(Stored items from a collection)
+++++
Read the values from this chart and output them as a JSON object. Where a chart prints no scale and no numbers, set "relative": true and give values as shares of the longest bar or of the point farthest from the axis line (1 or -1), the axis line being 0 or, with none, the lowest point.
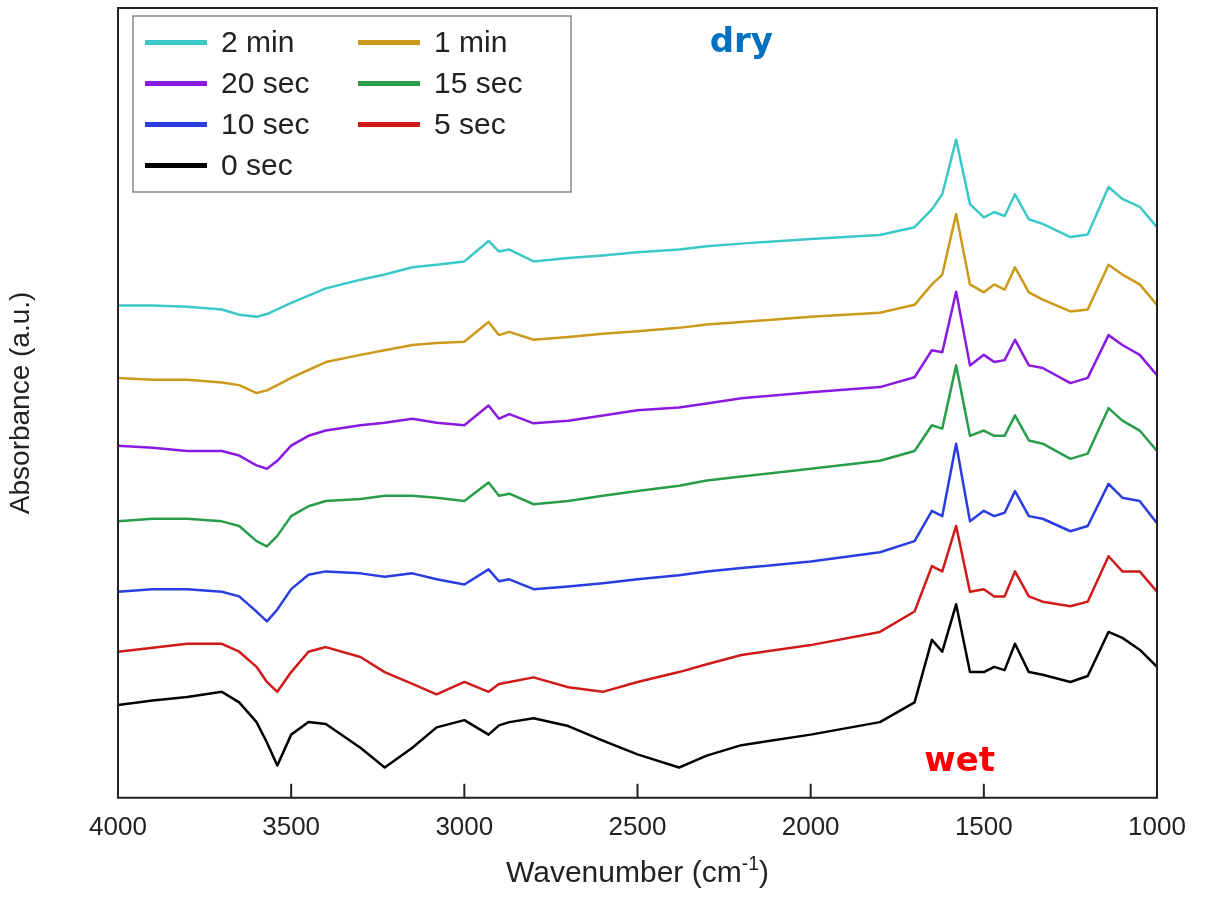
{
  "chart_data": {
    "type": "line",
    "relative": true,
    "xlabel": "Wavenumber (cm$^{-1}$)",
    "ylabel": "Absorbance (a.u.)",
    "xlim": [
      4000,
      1000
    ],
    "xticks": [
      4000,
      3500,
      3000,
      2500,
      2000,
      1500,
      1000
    ],
    "x": [
      4000,
      3900,
      3800,
      3700,
      3650,
      3600,
      3570,
      3540,
      3500,
      3450,
      3400,
      3300,
      3230,
      3150,
      3080,
      3000,
      2930,
      2900,
      2870,
      2800,
      2700,
      2600,
      2500,
      2380,
      2300,
      2200,
      2000,
      1800,
      1700,
      1650,
      1620,
      1580,
      1540,
      1500,
      1470,
      1440,
      1410,
      1370,
      1330,
      1250,
      1200,
      1140,
      1100,
      1050,
      1000
    ],
    "legend": "top left",
    "grid": false,
    "marker": "none",
    "line_style": "solid",
    "tick_labels": "x",
    "annotations": [
      "dry",
      "wet"
    ],
    "series": [
      {
        "name": "2 min",
        "color": "#3cc8c8",
        "values": [
          0.748,
          0.748,
          0.746,
          0.742,
          0.734,
          0.731,
          0.735,
          0.742,
          0.752,
          0.763,
          0.774,
          0.787,
          0.795,
          0.806,
          0.81,
          0.815,
          0.846,
          0.83,
          0.833,
          0.815,
          0.82,
          0.824,
          0.829,
          0.833,
          0.838,
          0.842,
          0.849,
          0.855,
          0.867,
          0.894,
          0.917,
          1,
          0.902,
          0.882,
          0.89,
          0.884,
          0.917,
          0.879,
          0.872,
          0.852,
          0.856,
          0.928,
          0.91,
          0.898,
          0.867
        ]
      },
      {
        "name": "1 min",
        "color": "#cc9a1a",
        "values": [
          0.638,
          0.635,
          0.635,
          0.631,
          0.627,
          0.615,
          0.619,
          0.627,
          0.638,
          0.65,
          0.662,
          0.673,
          0.68,
          0.688,
          0.691,
          0.693,
          0.723,
          0.703,
          0.708,
          0.696,
          0.7,
          0.705,
          0.709,
          0.714,
          0.719,
          0.723,
          0.731,
          0.737,
          0.749,
          0.78,
          0.795,
          0.887,
          0.78,
          0.768,
          0.78,
          0.772,
          0.806,
          0.768,
          0.757,
          0.739,
          0.742,
          0.81,
          0.795,
          0.78,
          0.749
        ]
      },
      {
        "name": "20 sec",
        "color": "#8a1ae0",
        "values": [
          0.535,
          0.532,
          0.527,
          0.527,
          0.52,
          0.505,
          0.5,
          0.512,
          0.535,
          0.55,
          0.558,
          0.566,
          0.57,
          0.576,
          0.57,
          0.566,
          0.596,
          0.576,
          0.583,
          0.569,
          0.573,
          0.581,
          0.589,
          0.593,
          0.599,
          0.607,
          0.616,
          0.624,
          0.639,
          0.68,
          0.677,
          0.769,
          0.657,
          0.673,
          0.662,
          0.665,
          0.696,
          0.657,
          0.653,
          0.63,
          0.638,
          0.703,
          0.688,
          0.673,
          0.642
        ]
      },
      {
        "name": "15 sec",
        "color": "#2a9d4a",
        "values": [
          0.42,
          0.424,
          0.424,
          0.42,
          0.413,
          0.39,
          0.382,
          0.398,
          0.428,
          0.443,
          0.451,
          0.454,
          0.459,
          0.459,
          0.456,
          0.451,
          0.479,
          0.459,
          0.462,
          0.446,
          0.451,
          0.459,
          0.466,
          0.474,
          0.482,
          0.488,
          0.5,
          0.512,
          0.527,
          0.566,
          0.561,
          0.657,
          0.55,
          0.558,
          0.55,
          0.55,
          0.581,
          0.543,
          0.538,
          0.515,
          0.523,
          0.592,
          0.573,
          0.558,
          0.527
        ]
      },
      {
        "name": "10 sec",
        "color": "#2a3de0",
        "values": [
          0.313,
          0.317,
          0.317,
          0.313,
          0.306,
          0.283,
          0.268,
          0.286,
          0.317,
          0.339,
          0.344,
          0.341,
          0.336,
          0.341,
          0.332,
          0.324,
          0.347,
          0.329,
          0.332,
          0.317,
          0.321,
          0.326,
          0.332,
          0.338,
          0.344,
          0.349,
          0.359,
          0.373,
          0.39,
          0.436,
          0.428,
          0.538,
          0.42,
          0.436,
          0.428,
          0.433,
          0.466,
          0.428,
          0.424,
          0.405,
          0.413,
          0.477,
          0.456,
          0.451,
          0.417
        ]
      },
      {
        "name": "5 sec",
        "color": "#d01a1a",
        "values": [
          0.222,
          0.228,
          0.234,
          0.234,
          0.222,
          0.199,
          0.176,
          0.161,
          0.191,
          0.222,
          0.229,
          0.214,
          0.191,
          0.173,
          0.157,
          0.176,
          0.161,
          0.173,
          0.176,
          0.183,
          0.168,
          0.161,
          0.176,
          0.191,
          0.203,
          0.217,
          0.232,
          0.252,
          0.283,
          0.352,
          0.344,
          0.413,
          0.313,
          0.317,
          0.306,
          0.306,
          0.344,
          0.306,
          0.298,
          0.291,
          0.298,
          0.367,
          0.344,
          0.344,
          0.313
        ]
      },
      {
        "name": "0 sec",
        "color": "#000000",
        "values": [
          0.141,
          0.148,
          0.153,
          0.161,
          0.145,
          0.115,
          0.084,
          0.049,
          0.096,
          0.115,
          0.112,
          0.076,
          0.046,
          0.076,
          0.107,
          0.118,
          0.096,
          0.11,
          0.115,
          0.121,
          0.109,
          0.087,
          0.066,
          0.046,
          0.064,
          0.08,
          0.096,
          0.115,
          0.145,
          0.24,
          0.222,
          0.294,
          0.191,
          0.191,
          0.199,
          0.194,
          0.234,
          0.191,
          0.187,
          0.176,
          0.185,
          0.252,
          0.243,
          0.225,
          0.199
        ]
      }
    ]
  }
}
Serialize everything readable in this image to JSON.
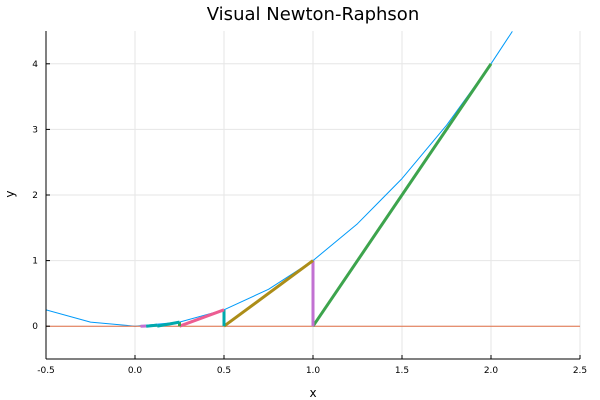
{
  "chart_data": {
    "type": "line",
    "title": "Visual Newton-Raphson",
    "xlabel": "x",
    "ylabel": "y",
    "xlim": [
      -0.5,
      2.5
    ],
    "ylim": [
      -0.5,
      4.5
    ],
    "xticks": [
      -0.5,
      0.0,
      0.5,
      1.0,
      1.5,
      2.0,
      2.5
    ],
    "xtick_labels": [
      "-0.5",
      "0.0",
      "0.5",
      "1.0",
      "1.5",
      "2.0",
      "2.5"
    ],
    "yticks": [
      0,
      1,
      2,
      3,
      4
    ],
    "ytick_labels": [
      "0",
      "1",
      "2",
      "3",
      "4"
    ],
    "grid": true,
    "legend": "none",
    "series": [
      {
        "kind": "curve",
        "color": "#009af9",
        "width": 1,
        "x": [
          -0.5,
          -0.25,
          0.0,
          0.25,
          0.5,
          0.75,
          1.0,
          1.25,
          1.5,
          1.75,
          2.0,
          2.12
        ],
        "y": [
          0.25,
          0.0625,
          0.0,
          0.0625,
          0.25,
          0.5625,
          1.0,
          1.5625,
          2.25,
          3.0625,
          4.0,
          4.4944
        ]
      },
      {
        "kind": "zero-line",
        "color": "#e26f46",
        "width": 1,
        "x": [
          -0.5,
          2.5
        ],
        "y": [
          0,
          0
        ]
      },
      {
        "kind": "tangent",
        "color": "#3da44d",
        "width": 3,
        "x": [
          1.0,
          2.0
        ],
        "y": [
          0.0,
          4.0
        ]
      },
      {
        "kind": "vertical",
        "color": "#c271d2",
        "width": 3,
        "x": [
          1.0,
          1.0
        ],
        "y": [
          0.0,
          1.0
        ]
      },
      {
        "kind": "tangent",
        "color": "#ac8d18",
        "width": 3,
        "x": [
          0.5,
          1.0
        ],
        "y": [
          0.0,
          1.0
        ]
      },
      {
        "kind": "vertical",
        "color": "#00a9ad",
        "width": 3,
        "x": [
          0.5,
          0.5
        ],
        "y": [
          0.0,
          0.25
        ]
      },
      {
        "kind": "tangent",
        "color": "#ed5d92",
        "width": 3,
        "x": [
          0.25,
          0.5
        ],
        "y": [
          0.0,
          0.25
        ]
      },
      {
        "kind": "vertical",
        "color": "#3da44d",
        "width": 3,
        "x": [
          0.25,
          0.25
        ],
        "y": [
          0.0,
          0.0625
        ]
      },
      {
        "kind": "tangent",
        "color": "#00a9ad",
        "width": 3,
        "x": [
          0.125,
          0.25
        ],
        "y": [
          0.0,
          0.0625
        ]
      },
      {
        "kind": "tangent",
        "color": "#00a9ad",
        "width": 3,
        "x": [
          0.0625,
          0.125
        ],
        "y": [
          0.0,
          0.015625
        ]
      },
      {
        "kind": "tangent",
        "color": "#c271d2",
        "width": 3,
        "x": [
          0.03125,
          0.0625
        ],
        "y": [
          0.0,
          0.0039
        ]
      }
    ]
  }
}
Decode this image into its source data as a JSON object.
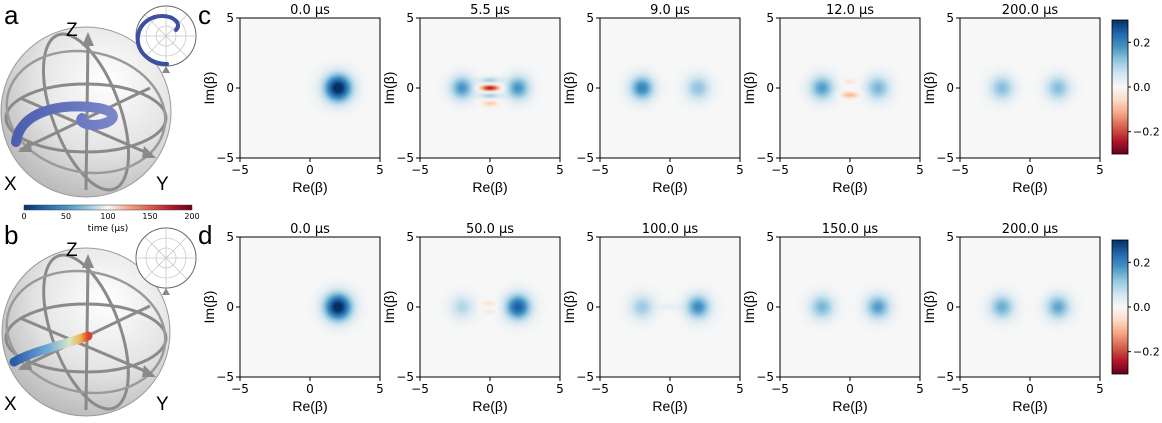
+++++
- _Aim_
Identify every line holding the word "relative" and copy it out.

- _Expected answer_
Read the values from this chart and output them as a JSON object. Where a chart prints no scale and no numbers, set "relative": true and give values as shares of the longest bar or of the point farthest from the axis line (1 or -1), the axis line being 0 or, with none, the lowest point.
    "relative": true,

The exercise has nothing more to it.